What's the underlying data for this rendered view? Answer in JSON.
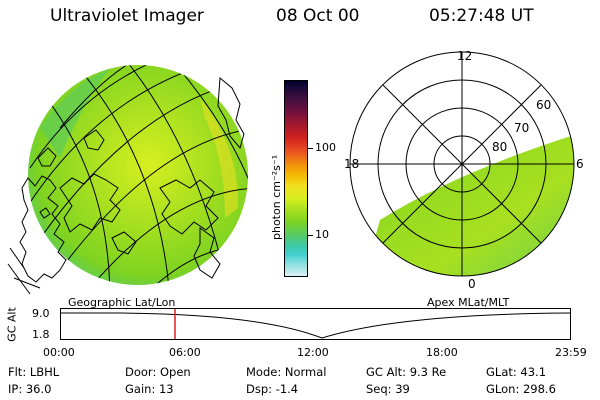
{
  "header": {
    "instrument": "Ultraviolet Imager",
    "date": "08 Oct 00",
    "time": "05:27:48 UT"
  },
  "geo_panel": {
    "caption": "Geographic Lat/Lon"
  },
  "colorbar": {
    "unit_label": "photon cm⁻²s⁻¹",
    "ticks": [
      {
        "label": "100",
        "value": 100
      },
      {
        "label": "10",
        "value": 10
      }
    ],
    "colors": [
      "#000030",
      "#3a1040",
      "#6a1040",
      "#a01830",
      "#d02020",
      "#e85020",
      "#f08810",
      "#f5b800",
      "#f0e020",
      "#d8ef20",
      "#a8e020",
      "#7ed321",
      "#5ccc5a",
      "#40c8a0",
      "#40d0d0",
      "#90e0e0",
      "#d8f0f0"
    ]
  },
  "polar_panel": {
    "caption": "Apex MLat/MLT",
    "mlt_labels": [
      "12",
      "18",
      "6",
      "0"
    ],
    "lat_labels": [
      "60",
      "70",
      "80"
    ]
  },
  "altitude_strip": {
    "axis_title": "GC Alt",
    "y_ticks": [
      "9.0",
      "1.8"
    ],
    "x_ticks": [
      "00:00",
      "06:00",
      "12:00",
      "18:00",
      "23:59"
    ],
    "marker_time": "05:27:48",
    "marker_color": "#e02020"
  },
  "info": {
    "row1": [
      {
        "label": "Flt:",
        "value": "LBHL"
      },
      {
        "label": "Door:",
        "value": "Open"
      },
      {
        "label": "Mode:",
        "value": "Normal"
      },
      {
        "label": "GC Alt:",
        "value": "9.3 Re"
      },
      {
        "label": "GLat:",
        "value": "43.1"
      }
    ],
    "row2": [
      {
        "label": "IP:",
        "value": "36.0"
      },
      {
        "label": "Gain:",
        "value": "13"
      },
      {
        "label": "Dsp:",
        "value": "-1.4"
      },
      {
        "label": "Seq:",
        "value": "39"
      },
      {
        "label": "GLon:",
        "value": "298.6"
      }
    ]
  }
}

## EXERCISE
Apart from the pictures, the entries above are to be repeated in full and exactly.

## ANSWER TO THE TASK
What's the underlying data for this rendered view? Answer in JSON.
{
  "header": {
    "instrument": "Ultraviolet Imager",
    "date": "08 Oct 00",
    "time": "05:27:48 UT"
  },
  "geo_panel": {
    "caption": "Geographic Lat/Lon"
  },
  "colorbar": {
    "unit_label": "photon cm⁻²s⁻¹",
    "ticks": [
      {
        "label": "100",
        "value": 100
      },
      {
        "label": "10",
        "value": 10
      }
    ],
    "colors": [
      "#000030",
      "#3a1040",
      "#6a1040",
      "#a01830",
      "#d02020",
      "#e85020",
      "#f08810",
      "#f5b800",
      "#f0e020",
      "#d8ef20",
      "#a8e020",
      "#7ed321",
      "#5ccc5a",
      "#40c8a0",
      "#40d0d0",
      "#90e0e0",
      "#d8f0f0"
    ]
  },
  "polar_panel": {
    "caption": "Apex MLat/MLT",
    "mlt_labels": [
      "12",
      "18",
      "6",
      "0"
    ],
    "lat_labels": [
      "60",
      "70",
      "80"
    ]
  },
  "altitude_strip": {
    "axis_title": "GC Alt",
    "y_ticks": [
      "9.0",
      "1.8"
    ],
    "x_ticks": [
      "00:00",
      "06:00",
      "12:00",
      "18:00",
      "23:59"
    ],
    "marker_time": "05:27:48",
    "marker_color": "#e02020"
  },
  "info": {
    "row1": [
      {
        "label": "Flt:",
        "value": "LBHL"
      },
      {
        "label": "Door:",
        "value": "Open"
      },
      {
        "label": "Mode:",
        "value": "Normal"
      },
      {
        "label": "GC Alt:",
        "value": "9.3 Re"
      },
      {
        "label": "GLat:",
        "value": "43.1"
      }
    ],
    "row2": [
      {
        "label": "IP:",
        "value": "36.0"
      },
      {
        "label": "Gain:",
        "value": "13"
      },
      {
        "label": "Dsp:",
        "value": "-1.4"
      },
      {
        "label": "Seq:",
        "value": "39"
      },
      {
        "label": "GLon:",
        "value": "298.6"
      }
    ]
  }
}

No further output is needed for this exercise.